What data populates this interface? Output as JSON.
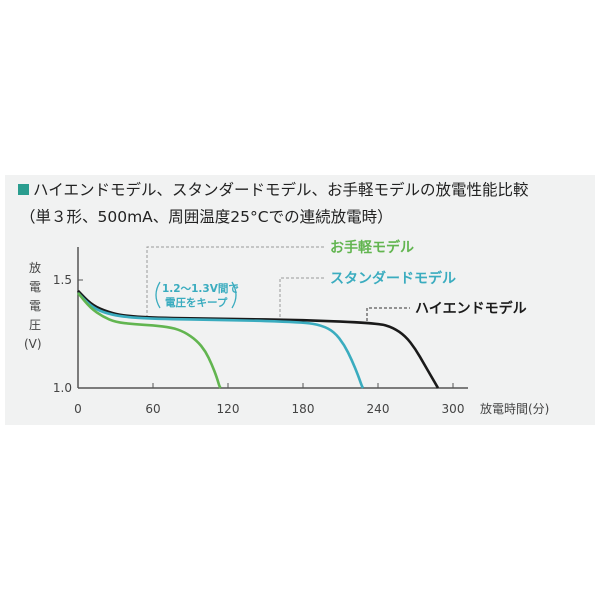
{
  "chart_data": {
    "type": "line",
    "title": "ハイエンドモデル、スタンダードモデル、お手軽モデルの放電性能比較",
    "subtitle": "（単３形、500mA、周囲温度25°Cでの連続放電時）",
    "ylabel": [
      "放",
      "電",
      "電",
      "圧",
      "(V)"
    ],
    "xlabel": "放電時間(分)",
    "xlim": [
      0,
      310
    ],
    "ylim": [
      1.0,
      1.62
    ],
    "xticks": [
      0,
      60,
      120,
      180,
      240,
      300
    ],
    "yticks": [
      1.0,
      1.5
    ],
    "xtick_labels": [
      "0",
      "60",
      "120",
      "180",
      "240",
      "300"
    ],
    "ytick_labels": [
      "1.0",
      "1.5"
    ],
    "grid": false,
    "annotation": [
      "1.2〜1.3V間で",
      "電圧をキープ"
    ],
    "series": [
      {
        "name": "お手軽モデル",
        "color": "#62b550",
        "x": [
          0,
          10,
          20,
          30,
          45,
          60,
          75,
          85,
          95,
          102,
          107,
          111,
          113,
          114
        ],
        "y": [
          1.44,
          1.37,
          1.33,
          1.305,
          1.295,
          1.29,
          1.28,
          1.26,
          1.22,
          1.17,
          1.11,
          1.05,
          1.01,
          1.0
        ]
      },
      {
        "name": "スタンダードモデル",
        "color": "#3aacbf",
        "x": [
          0,
          10,
          20,
          35,
          60,
          120,
          180,
          195,
          205,
          213,
          219,
          224,
          227,
          228
        ],
        "y": [
          1.44,
          1.38,
          1.35,
          1.33,
          1.32,
          1.315,
          1.305,
          1.29,
          1.26,
          1.2,
          1.13,
          1.06,
          1.01,
          1.0
        ]
      },
      {
        "name": "ハイエンドモデル",
        "color": "#1a1a1a",
        "x": [
          0,
          10,
          20,
          35,
          60,
          120,
          180,
          240,
          252,
          262,
          270,
          277,
          283,
          287,
          288
        ],
        "y": [
          1.45,
          1.39,
          1.36,
          1.335,
          1.325,
          1.32,
          1.315,
          1.3,
          1.28,
          1.24,
          1.18,
          1.11,
          1.05,
          1.01,
          1.0
        ]
      }
    ]
  },
  "colors": {
    "title_square": "#2a9d8f",
    "annotation": "#3aacbf",
    "leader": "#999999"
  }
}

+-------+

Write the records out once more, exactly as they appear, with no pictures.

TASK SOLUTION:
What data populates this interface? Output as JSON.
{
  "chart_data": {
    "type": "line",
    "title": "ハイエンドモデル、スタンダードモデル、お手軽モデルの放電性能比較",
    "subtitle": "（単３形、500mA、周囲温度25°Cでの連続放電時）",
    "ylabel": [
      "放",
      "電",
      "電",
      "圧",
      "(V)"
    ],
    "xlabel": "放電時間(分)",
    "xlim": [
      0,
      310
    ],
    "ylim": [
      1.0,
      1.62
    ],
    "xticks": [
      0,
      60,
      120,
      180,
      240,
      300
    ],
    "yticks": [
      1.0,
      1.5
    ],
    "xtick_labels": [
      "0",
      "60",
      "120",
      "180",
      "240",
      "300"
    ],
    "ytick_labels": [
      "1.0",
      "1.5"
    ],
    "grid": false,
    "annotation": [
      "1.2〜1.3V間で",
      "電圧をキープ"
    ],
    "series": [
      {
        "name": "お手軽モデル",
        "color": "#62b550",
        "x": [
          0,
          10,
          20,
          30,
          45,
          60,
          75,
          85,
          95,
          102,
          107,
          111,
          113,
          114
        ],
        "y": [
          1.44,
          1.37,
          1.33,
          1.305,
          1.295,
          1.29,
          1.28,
          1.26,
          1.22,
          1.17,
          1.11,
          1.05,
          1.01,
          1.0
        ]
      },
      {
        "name": "スタンダードモデル",
        "color": "#3aacbf",
        "x": [
          0,
          10,
          20,
          35,
          60,
          120,
          180,
          195,
          205,
          213,
          219,
          224,
          227,
          228
        ],
        "y": [
          1.44,
          1.38,
          1.35,
          1.33,
          1.32,
          1.315,
          1.305,
          1.29,
          1.26,
          1.2,
          1.13,
          1.06,
          1.01,
          1.0
        ]
      },
      {
        "name": "ハイエンドモデル",
        "color": "#1a1a1a",
        "x": [
          0,
          10,
          20,
          35,
          60,
          120,
          180,
          240,
          252,
          262,
          270,
          277,
          283,
          287,
          288
        ],
        "y": [
          1.45,
          1.39,
          1.36,
          1.335,
          1.325,
          1.32,
          1.315,
          1.3,
          1.28,
          1.24,
          1.18,
          1.11,
          1.05,
          1.01,
          1.0
        ]
      }
    ]
  },
  "colors": {
    "title_square": "#2a9d8f",
    "annotation": "#3aacbf",
    "leader": "#999999"
  }
}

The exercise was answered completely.